* List of tasks:
1. List every posting timestamp that appears in the forum thread, with both date and time.
2. Reproduce word for word the part of the forum thread that opens with the words containing "I am using SQL" and closes with "filter by Date.".

* Source excerpt:
— Begin —
I am using SQL Server 2005 Express on Windows XP

Any help/suggestion will be greatly appreciated.

SwePeso
Patron Saint of Lost Yaks

30421 Posts

Posted - 2007-11-07 : 06:05:39
First filter by Date.
Second filter by DATALENGTH. If datalength is different, the records are not identical.

SELECT Date, DATALENGTH(Text) FRMO Table1 GROUP BY Date, DATALENGTH(Text) HAVING COUNT(*) > 1



E 12°55'05.25"
N 56°04'39.16"
Go to Top of Page

kaduri
Starting Member

7 Posts

Posted - 2007-11-07 : 06:10:48
Hi Peso,

The datalength is not a valid indicator since the text in red is not constant, unknown, and different for each record. Only the green substring embedded within each announcement can be usd to determine whether the to records are in deed identical
Go to Top of Page

SwePeso
Patron Saint of Lost Yaks

30421 Posts

Posted - 2007-11-07 : 06:25:01
Really?
If you want to go for IDENTICAL records, start out with those that are of same length and date.
Can two records of different length be identical?
Can two records of different dates be identical?

After finding records with same date and length, then it's time to see if the CONTENT of TEXT column is identical. I think you can do that with LIKE operator.


E 12°55'05.25"
N 56°04'39.16"
— End —
* Raw data:
— Begin —
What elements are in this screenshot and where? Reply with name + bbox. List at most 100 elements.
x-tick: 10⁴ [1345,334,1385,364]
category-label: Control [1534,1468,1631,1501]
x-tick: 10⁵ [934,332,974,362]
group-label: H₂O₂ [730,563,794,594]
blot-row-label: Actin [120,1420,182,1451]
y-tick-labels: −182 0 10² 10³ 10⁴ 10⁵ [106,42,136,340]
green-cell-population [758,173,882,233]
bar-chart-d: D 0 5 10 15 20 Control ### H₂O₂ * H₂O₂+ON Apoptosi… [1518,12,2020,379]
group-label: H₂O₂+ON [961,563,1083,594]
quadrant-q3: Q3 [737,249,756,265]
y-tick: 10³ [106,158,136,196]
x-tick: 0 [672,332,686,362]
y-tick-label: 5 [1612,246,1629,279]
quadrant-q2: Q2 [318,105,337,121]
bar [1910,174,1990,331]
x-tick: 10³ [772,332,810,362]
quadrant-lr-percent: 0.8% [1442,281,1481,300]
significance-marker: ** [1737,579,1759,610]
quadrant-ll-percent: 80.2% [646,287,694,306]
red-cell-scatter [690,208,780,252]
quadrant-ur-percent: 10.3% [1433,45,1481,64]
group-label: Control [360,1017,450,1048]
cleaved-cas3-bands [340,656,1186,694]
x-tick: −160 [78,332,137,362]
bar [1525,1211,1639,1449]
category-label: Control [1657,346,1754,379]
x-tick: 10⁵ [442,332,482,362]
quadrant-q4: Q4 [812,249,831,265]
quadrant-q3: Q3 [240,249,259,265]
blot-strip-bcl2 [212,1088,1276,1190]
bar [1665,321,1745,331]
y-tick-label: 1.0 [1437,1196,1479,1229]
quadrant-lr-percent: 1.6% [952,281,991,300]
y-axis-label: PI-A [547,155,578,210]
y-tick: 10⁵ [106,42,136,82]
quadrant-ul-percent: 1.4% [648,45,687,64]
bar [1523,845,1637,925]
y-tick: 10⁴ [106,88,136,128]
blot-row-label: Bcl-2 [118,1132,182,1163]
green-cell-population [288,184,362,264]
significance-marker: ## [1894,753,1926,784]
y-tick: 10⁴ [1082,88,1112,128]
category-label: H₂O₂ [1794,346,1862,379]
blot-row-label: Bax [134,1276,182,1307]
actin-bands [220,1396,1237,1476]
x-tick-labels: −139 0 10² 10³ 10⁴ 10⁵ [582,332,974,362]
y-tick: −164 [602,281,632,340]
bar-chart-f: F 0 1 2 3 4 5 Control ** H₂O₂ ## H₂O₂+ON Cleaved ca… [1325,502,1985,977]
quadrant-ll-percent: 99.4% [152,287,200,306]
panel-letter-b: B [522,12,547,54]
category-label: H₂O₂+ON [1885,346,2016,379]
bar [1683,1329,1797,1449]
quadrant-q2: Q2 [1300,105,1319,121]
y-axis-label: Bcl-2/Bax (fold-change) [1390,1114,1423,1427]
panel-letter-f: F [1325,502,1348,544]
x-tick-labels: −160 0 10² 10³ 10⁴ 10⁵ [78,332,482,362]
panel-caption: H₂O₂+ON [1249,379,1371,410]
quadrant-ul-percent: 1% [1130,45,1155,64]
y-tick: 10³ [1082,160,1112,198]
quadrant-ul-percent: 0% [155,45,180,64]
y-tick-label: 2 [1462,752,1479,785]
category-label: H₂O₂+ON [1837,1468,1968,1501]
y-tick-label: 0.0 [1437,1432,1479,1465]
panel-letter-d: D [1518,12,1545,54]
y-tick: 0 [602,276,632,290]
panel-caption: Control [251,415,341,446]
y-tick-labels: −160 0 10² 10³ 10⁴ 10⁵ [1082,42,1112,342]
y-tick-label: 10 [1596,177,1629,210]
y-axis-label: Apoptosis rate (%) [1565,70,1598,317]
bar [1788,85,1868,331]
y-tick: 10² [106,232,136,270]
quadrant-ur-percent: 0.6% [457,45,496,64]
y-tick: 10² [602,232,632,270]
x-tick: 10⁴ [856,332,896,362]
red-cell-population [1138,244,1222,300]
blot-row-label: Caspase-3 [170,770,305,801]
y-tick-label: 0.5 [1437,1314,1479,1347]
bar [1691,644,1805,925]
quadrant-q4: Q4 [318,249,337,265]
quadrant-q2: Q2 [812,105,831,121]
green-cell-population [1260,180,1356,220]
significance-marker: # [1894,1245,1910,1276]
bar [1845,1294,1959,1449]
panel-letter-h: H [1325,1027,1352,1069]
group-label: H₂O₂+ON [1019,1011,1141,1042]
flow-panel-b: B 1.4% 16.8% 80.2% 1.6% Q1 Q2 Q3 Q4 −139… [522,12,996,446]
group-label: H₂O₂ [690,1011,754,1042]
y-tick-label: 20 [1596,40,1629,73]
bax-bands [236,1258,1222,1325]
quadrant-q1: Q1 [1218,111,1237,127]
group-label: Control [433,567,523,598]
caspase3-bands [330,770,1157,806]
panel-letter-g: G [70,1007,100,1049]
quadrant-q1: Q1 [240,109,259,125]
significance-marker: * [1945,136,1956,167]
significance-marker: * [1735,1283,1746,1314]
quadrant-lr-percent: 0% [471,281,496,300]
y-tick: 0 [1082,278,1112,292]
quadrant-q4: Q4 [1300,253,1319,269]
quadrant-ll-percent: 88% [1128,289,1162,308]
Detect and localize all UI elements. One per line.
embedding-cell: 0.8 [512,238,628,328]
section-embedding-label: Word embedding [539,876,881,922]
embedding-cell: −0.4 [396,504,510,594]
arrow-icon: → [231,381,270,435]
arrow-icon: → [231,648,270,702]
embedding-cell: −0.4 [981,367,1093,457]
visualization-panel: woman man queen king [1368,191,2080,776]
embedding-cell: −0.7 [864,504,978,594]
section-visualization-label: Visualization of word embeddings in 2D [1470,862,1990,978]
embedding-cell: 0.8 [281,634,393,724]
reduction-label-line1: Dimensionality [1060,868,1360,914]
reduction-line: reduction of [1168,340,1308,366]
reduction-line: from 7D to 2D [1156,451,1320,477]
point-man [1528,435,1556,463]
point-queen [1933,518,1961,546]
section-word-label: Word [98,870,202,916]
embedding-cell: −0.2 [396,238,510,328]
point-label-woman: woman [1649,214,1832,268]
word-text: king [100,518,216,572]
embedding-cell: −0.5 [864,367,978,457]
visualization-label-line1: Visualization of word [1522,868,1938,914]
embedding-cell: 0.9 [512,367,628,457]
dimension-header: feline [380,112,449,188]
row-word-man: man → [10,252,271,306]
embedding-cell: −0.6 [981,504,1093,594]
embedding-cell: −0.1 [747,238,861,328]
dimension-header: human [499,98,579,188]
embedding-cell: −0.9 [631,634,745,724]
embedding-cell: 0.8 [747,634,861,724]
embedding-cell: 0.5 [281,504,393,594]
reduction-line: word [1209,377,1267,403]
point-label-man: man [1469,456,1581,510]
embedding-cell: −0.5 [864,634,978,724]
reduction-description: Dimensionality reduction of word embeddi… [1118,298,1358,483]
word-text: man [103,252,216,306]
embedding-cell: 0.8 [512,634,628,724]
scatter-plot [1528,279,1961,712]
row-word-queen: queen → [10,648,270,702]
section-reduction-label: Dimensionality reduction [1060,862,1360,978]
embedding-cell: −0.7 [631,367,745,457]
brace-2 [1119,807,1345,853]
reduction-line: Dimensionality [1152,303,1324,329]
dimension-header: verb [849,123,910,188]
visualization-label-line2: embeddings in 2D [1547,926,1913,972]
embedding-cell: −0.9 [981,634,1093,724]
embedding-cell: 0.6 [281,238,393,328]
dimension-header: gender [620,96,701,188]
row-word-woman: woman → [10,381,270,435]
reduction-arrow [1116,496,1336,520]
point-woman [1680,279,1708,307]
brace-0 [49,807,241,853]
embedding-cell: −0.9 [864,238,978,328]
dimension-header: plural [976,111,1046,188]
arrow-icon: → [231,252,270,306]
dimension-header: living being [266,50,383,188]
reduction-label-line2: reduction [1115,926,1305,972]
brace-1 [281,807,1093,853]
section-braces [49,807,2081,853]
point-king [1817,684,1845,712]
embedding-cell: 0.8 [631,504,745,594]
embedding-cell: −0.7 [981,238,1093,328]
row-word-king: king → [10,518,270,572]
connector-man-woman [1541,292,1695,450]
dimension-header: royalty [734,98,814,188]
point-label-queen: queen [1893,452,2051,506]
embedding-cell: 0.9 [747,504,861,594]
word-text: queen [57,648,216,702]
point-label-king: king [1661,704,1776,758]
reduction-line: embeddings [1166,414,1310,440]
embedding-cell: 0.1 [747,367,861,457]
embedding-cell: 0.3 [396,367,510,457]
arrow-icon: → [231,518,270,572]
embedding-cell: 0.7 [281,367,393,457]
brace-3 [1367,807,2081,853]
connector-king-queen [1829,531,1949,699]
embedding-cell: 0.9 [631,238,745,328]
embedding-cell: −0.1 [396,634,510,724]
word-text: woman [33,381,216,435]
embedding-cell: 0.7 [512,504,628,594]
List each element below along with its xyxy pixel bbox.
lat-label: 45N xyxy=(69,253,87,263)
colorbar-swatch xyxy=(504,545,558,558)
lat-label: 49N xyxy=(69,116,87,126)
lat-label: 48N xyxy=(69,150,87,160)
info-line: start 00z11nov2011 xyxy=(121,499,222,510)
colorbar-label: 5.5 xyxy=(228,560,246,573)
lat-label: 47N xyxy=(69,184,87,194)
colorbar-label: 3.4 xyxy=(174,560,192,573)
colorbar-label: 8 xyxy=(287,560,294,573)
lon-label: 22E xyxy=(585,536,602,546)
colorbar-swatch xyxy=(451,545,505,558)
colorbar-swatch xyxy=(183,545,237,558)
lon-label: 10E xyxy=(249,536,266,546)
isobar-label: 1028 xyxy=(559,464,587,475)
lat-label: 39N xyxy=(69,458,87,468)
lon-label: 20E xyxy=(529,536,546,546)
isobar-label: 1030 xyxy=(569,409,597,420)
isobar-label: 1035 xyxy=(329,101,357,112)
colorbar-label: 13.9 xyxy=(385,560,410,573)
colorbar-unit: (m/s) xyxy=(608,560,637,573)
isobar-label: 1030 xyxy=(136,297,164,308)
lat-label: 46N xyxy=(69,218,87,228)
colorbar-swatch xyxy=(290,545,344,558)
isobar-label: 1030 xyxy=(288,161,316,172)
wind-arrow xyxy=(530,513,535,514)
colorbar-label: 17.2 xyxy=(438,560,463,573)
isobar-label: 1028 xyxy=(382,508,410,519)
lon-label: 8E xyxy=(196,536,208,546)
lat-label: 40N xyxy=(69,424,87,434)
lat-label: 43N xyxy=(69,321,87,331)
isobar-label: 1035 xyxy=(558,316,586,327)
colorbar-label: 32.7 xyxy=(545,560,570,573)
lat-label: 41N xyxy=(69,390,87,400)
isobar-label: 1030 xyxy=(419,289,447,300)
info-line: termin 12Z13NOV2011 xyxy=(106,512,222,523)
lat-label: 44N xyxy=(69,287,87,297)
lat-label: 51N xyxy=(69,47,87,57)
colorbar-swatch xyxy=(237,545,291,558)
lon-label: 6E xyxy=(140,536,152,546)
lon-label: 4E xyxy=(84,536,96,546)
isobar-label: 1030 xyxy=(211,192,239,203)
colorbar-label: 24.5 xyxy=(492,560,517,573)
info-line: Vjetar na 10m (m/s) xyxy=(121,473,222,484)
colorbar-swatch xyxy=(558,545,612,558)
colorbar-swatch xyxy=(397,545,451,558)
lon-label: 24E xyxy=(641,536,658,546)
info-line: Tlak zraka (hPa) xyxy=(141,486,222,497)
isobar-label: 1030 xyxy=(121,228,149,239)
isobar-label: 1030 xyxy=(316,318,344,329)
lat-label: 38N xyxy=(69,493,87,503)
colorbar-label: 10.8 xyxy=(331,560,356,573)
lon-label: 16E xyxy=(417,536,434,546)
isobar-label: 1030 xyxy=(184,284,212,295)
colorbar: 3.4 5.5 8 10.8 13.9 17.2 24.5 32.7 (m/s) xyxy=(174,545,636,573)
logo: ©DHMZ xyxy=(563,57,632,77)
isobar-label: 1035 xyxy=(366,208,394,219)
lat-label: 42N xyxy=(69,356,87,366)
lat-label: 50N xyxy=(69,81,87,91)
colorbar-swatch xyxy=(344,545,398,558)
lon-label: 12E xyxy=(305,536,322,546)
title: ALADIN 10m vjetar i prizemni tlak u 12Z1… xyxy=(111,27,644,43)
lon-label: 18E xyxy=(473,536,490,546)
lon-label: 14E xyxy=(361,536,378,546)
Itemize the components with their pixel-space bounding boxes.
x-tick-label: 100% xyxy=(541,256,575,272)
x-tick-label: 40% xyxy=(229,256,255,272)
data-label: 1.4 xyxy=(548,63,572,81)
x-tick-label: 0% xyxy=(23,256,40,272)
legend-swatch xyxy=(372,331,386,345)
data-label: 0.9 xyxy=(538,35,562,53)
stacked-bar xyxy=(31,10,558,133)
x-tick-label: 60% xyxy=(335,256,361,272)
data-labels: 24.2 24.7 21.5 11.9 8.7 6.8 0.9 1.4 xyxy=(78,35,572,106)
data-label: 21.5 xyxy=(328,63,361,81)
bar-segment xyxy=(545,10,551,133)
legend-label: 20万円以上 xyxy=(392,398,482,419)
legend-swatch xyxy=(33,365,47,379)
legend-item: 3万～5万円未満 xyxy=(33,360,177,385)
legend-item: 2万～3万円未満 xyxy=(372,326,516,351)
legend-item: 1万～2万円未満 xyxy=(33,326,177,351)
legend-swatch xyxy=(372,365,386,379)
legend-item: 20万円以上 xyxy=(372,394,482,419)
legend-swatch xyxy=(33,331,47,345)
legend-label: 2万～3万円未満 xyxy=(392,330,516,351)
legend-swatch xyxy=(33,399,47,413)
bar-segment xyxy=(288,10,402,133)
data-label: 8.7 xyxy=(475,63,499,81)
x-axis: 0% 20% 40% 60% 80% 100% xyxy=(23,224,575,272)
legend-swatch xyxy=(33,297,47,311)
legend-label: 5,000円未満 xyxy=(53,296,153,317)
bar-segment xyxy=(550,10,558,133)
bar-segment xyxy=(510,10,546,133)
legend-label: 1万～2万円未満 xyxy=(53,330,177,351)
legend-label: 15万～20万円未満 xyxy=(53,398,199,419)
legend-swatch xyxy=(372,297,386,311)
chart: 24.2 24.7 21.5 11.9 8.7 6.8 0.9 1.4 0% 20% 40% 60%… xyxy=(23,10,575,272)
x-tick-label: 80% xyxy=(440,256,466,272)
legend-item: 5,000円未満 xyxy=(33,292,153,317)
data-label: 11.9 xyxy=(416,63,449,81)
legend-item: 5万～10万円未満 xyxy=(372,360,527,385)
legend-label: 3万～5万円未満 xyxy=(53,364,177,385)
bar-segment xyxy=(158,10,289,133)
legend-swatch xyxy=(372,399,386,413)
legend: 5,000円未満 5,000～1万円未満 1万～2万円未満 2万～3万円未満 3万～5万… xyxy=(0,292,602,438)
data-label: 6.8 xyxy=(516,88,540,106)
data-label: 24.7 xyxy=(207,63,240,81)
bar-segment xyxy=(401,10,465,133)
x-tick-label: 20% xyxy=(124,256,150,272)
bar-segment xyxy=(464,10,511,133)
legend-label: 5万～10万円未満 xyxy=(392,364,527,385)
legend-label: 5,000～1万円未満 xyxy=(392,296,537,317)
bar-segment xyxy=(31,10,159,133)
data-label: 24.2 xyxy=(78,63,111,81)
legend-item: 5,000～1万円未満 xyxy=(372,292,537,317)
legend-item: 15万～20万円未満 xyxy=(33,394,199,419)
— End —
* Responses for each task:
1.
2007-11-07 : 06:05:39
2007-11-07 : 06:10:48
2007-11-07 : 06:25:01

2.
I am using SQL Server 2005 Express on Windows XP

Any help/suggestion will be greatly appreciated.

SwePeso
Patron Saint of Lost Yaks

30421 Posts

Posted - 2007-11-07 : 06:05:39
First filter by Date.